§ ARBEITSANWEISUNG
Schreiben Sie alle nachstehenden Einträge Zeile für Zeile und Zeichen für Zeichen unverändert ab.

++++++++++

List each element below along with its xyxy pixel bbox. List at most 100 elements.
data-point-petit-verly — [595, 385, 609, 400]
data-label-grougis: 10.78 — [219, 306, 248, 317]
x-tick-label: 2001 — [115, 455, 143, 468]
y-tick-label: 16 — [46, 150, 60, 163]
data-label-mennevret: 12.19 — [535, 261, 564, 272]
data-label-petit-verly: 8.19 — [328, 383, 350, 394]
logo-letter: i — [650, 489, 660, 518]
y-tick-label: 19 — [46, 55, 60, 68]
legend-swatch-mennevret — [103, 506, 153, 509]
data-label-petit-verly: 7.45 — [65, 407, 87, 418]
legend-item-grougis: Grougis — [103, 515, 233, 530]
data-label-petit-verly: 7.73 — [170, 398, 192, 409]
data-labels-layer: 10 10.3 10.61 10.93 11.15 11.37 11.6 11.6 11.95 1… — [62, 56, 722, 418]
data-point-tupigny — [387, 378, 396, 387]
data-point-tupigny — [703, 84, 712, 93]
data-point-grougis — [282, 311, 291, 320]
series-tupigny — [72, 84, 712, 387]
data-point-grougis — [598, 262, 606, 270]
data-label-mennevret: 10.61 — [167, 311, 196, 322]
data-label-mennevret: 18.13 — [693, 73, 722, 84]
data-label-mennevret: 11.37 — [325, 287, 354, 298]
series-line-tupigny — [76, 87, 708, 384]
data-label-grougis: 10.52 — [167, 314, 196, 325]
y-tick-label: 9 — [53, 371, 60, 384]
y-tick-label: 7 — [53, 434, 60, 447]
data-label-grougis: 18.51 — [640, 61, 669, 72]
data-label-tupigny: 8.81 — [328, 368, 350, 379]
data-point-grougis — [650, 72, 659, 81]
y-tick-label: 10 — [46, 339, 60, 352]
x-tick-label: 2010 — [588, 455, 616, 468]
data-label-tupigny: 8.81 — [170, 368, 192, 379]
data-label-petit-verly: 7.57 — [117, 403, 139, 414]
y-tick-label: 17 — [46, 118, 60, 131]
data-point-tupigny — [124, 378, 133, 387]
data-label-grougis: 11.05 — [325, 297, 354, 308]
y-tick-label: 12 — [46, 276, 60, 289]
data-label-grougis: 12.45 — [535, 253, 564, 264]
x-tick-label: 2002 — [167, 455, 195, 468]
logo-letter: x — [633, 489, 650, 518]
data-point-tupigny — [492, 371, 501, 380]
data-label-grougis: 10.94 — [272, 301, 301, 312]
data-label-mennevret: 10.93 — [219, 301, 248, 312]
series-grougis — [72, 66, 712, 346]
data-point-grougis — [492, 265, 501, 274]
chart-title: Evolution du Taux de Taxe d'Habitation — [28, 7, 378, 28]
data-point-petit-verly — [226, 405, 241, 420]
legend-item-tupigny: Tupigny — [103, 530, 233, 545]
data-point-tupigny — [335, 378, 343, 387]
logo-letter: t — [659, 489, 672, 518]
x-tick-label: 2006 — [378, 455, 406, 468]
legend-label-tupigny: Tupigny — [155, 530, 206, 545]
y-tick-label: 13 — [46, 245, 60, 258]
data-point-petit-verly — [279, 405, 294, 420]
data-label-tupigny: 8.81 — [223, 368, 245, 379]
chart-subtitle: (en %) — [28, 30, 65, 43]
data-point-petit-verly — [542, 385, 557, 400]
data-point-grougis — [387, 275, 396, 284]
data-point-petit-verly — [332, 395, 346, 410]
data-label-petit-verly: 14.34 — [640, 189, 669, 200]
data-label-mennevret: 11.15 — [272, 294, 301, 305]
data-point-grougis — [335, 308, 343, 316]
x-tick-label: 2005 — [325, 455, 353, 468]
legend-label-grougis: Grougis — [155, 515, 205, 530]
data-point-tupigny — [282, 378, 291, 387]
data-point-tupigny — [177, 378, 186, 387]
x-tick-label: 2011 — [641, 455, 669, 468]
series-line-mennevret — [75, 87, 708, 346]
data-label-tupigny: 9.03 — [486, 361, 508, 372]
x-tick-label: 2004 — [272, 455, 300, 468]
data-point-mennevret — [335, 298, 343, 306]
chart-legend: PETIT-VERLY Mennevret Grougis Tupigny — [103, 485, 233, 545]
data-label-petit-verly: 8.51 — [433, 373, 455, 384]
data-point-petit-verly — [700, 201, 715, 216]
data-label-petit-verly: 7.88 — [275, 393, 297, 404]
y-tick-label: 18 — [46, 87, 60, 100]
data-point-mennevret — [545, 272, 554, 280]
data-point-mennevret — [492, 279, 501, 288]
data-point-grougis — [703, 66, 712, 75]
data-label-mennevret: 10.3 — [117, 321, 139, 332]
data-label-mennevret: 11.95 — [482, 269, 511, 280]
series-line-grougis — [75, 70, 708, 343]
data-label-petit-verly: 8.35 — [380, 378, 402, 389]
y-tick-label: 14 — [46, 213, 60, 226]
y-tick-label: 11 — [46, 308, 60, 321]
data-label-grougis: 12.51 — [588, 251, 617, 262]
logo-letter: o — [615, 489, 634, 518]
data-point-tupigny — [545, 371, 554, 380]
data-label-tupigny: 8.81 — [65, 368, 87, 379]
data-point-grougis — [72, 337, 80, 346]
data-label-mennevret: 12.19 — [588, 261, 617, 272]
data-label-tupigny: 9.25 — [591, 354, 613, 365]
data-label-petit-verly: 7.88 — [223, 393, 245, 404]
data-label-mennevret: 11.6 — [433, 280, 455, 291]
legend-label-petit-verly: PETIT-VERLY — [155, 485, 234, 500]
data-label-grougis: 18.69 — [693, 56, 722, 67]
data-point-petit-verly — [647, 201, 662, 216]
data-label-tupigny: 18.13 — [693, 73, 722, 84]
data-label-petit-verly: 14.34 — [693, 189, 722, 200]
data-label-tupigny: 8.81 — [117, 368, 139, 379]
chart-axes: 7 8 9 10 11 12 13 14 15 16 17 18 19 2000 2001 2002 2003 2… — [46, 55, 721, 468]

++++++++++

§ ERGEBNIS DER AUFGABE
List each element below along with its xyxy pixel bbox. List at most 100 elements.
data-point-petit-verly — [595, 385, 609, 400]
data-label-grougis: 10.78 — [219, 306, 248, 317]
x-tick-label: 2001 — [115, 455, 143, 468]
y-tick-label: 16 — [46, 150, 60, 163]
data-label-mennevret: 12.19 — [535, 261, 564, 272]
data-label-petit-verly: 8.19 — [328, 383, 350, 394]
logo-letter: i — [650, 489, 660, 518]
y-tick-label: 19 — [46, 55, 60, 68]
legend-swatch-mennevret — [103, 506, 153, 509]
data-label-petit-verly: 7.45 — [65, 407, 87, 418]
legend-item-grougis: Grougis — [103, 515, 233, 530]
data-label-petit-verly: 7.73 — [170, 398, 192, 409]
data-labels-layer: 10 10.3 10.61 10.93 11.15 11.37 11.6 11.6 11.95 1… — [62, 56, 722, 418]
data-point-tupigny — [387, 378, 396, 387]
data-point-tupigny — [703, 84, 712, 93]
data-point-grougis — [282, 311, 291, 320]
series-tupigny — [72, 84, 712, 387]
data-point-grougis — [598, 262, 606, 270]
data-label-mennevret: 10.61 — [167, 311, 196, 322]
data-label-mennevret: 18.13 — [693, 73, 722, 84]
data-label-mennevret: 11.37 — [325, 287, 354, 298]
series-line-tupigny — [76, 87, 708, 384]
data-label-grougis: 10.52 — [167, 314, 196, 325]
y-tick-label: 9 — [53, 371, 60, 384]
y-tick-label: 7 — [53, 434, 60, 447]
data-label-grougis: 18.51 — [640, 61, 669, 72]
data-label-tupigny: 8.81 — [328, 368, 350, 379]
data-point-grougis — [650, 72, 659, 81]
y-tick-label: 10 — [46, 339, 60, 352]
x-tick-label: 2010 — [588, 455, 616, 468]
data-label-tupigny: 8.81 — [170, 368, 192, 379]
data-label-petit-verly: 7.57 — [117, 403, 139, 414]
y-tick-label: 17 — [46, 118, 60, 131]
data-point-tupigny — [124, 378, 133, 387]
data-label-grougis: 11.05 — [325, 297, 354, 308]
y-tick-label: 12 — [46, 276, 60, 289]
data-label-grougis: 12.45 — [535, 253, 564, 264]
x-tick-label: 2002 — [167, 455, 195, 468]
logo-letter: x — [633, 489, 650, 518]
data-point-tupigny — [492, 371, 501, 380]
data-label-grougis: 10.94 — [272, 301, 301, 312]
data-label-mennevret: 10.93 — [219, 301, 248, 312]
series-grougis — [72, 66, 712, 346]
data-point-grougis — [492, 265, 501, 274]
chart-title: Evolution du Taux de Taxe d'Habitation — [28, 7, 378, 28]
data-point-petit-verly — [226, 405, 241, 420]
legend-item-tupigny: Tupigny — [103, 530, 233, 545]
data-point-tupigny — [335, 378, 343, 387]
logo-letter: t — [659, 489, 672, 518]
x-tick-label: 2006 — [378, 455, 406, 468]
legend-label-tupigny: Tupigny — [155, 530, 206, 545]
y-tick-label: 13 — [46, 245, 60, 258]
data-point-petit-verly — [279, 405, 294, 420]
data-label-tupigny: 8.81 — [223, 368, 245, 379]
chart-subtitle: (en %) — [28, 30, 65, 43]
data-point-petit-verly — [542, 385, 557, 400]
data-point-grougis — [387, 275, 396, 284]
data-point-petit-verly — [332, 395, 346, 410]
data-label-petit-verly: 14.34 — [640, 189, 669, 200]
data-label-mennevret: 11.15 — [272, 294, 301, 305]
data-point-grougis — [335, 308, 343, 316]
x-tick-label: 2005 — [325, 455, 353, 468]
legend-label-grougis: Grougis — [155, 515, 205, 530]
data-point-tupigny — [282, 378, 291, 387]
data-point-tupigny — [177, 378, 186, 387]
x-tick-label: 2011 — [641, 455, 669, 468]
series-line-mennevret — [75, 87, 708, 346]
data-label-tupigny: 9.03 — [486, 361, 508, 372]
x-tick-label: 2004 — [272, 455, 300, 468]
data-point-mennevret — [335, 298, 343, 306]
chart-legend: PETIT-VERLY Mennevret Grougis Tupigny — [103, 485, 233, 545]
data-label-petit-verly: 8.51 — [433, 373, 455, 384]
data-point-petit-verly — [700, 201, 715, 216]
data-label-petit-verly: 7.88 — [275, 393, 297, 404]
y-tick-label: 18 — [46, 87, 60, 100]
data-point-mennevret — [545, 272, 554, 280]
data-point-mennevret — [492, 279, 501, 288]
data-point-grougis — [703, 66, 712, 75]
data-label-mennevret: 10.3 — [117, 321, 139, 332]
data-label-mennevret: 11.95 — [482, 269, 511, 280]
series-line-grougis — [75, 70, 708, 343]
data-label-petit-verly: 8.35 — [380, 378, 402, 389]
y-tick-label: 14 — [46, 213, 60, 226]
y-tick-label: 11 — [46, 308, 60, 321]
data-label-grougis: 12.51 — [588, 251, 617, 262]
logo-letter: o — [615, 489, 634, 518]
data-point-tupigny — [545, 371, 554, 380]
data-label-tupigny: 8.81 — [65, 368, 87, 379]
data-point-grougis — [72, 337, 80, 346]
data-label-mennevret: 12.19 — [588, 261, 617, 272]
data-label-tupigny: 9.25 — [591, 354, 613, 365]
data-label-petit-verly: 7.88 — [223, 393, 245, 404]
data-label-mennevret: 11.6 — [433, 280, 455, 291]
legend-label-petit-verly: PETIT-VERLY — [155, 485, 234, 500]
data-label-grougis: 18.69 — [693, 56, 722, 67]
data-point-petit-verly — [647, 201, 662, 216]
data-label-tupigny: 18.13 — [693, 73, 722, 84]
data-label-petit-verly: 14.34 — [693, 189, 722, 200]
data-label-tupigny: 8.81 — [117, 368, 139, 379]
chart-axes: 7 8 9 10 11 12 13 14 15 16 17 18 19 2000 2001 2002 2003 2… — [46, 55, 721, 468]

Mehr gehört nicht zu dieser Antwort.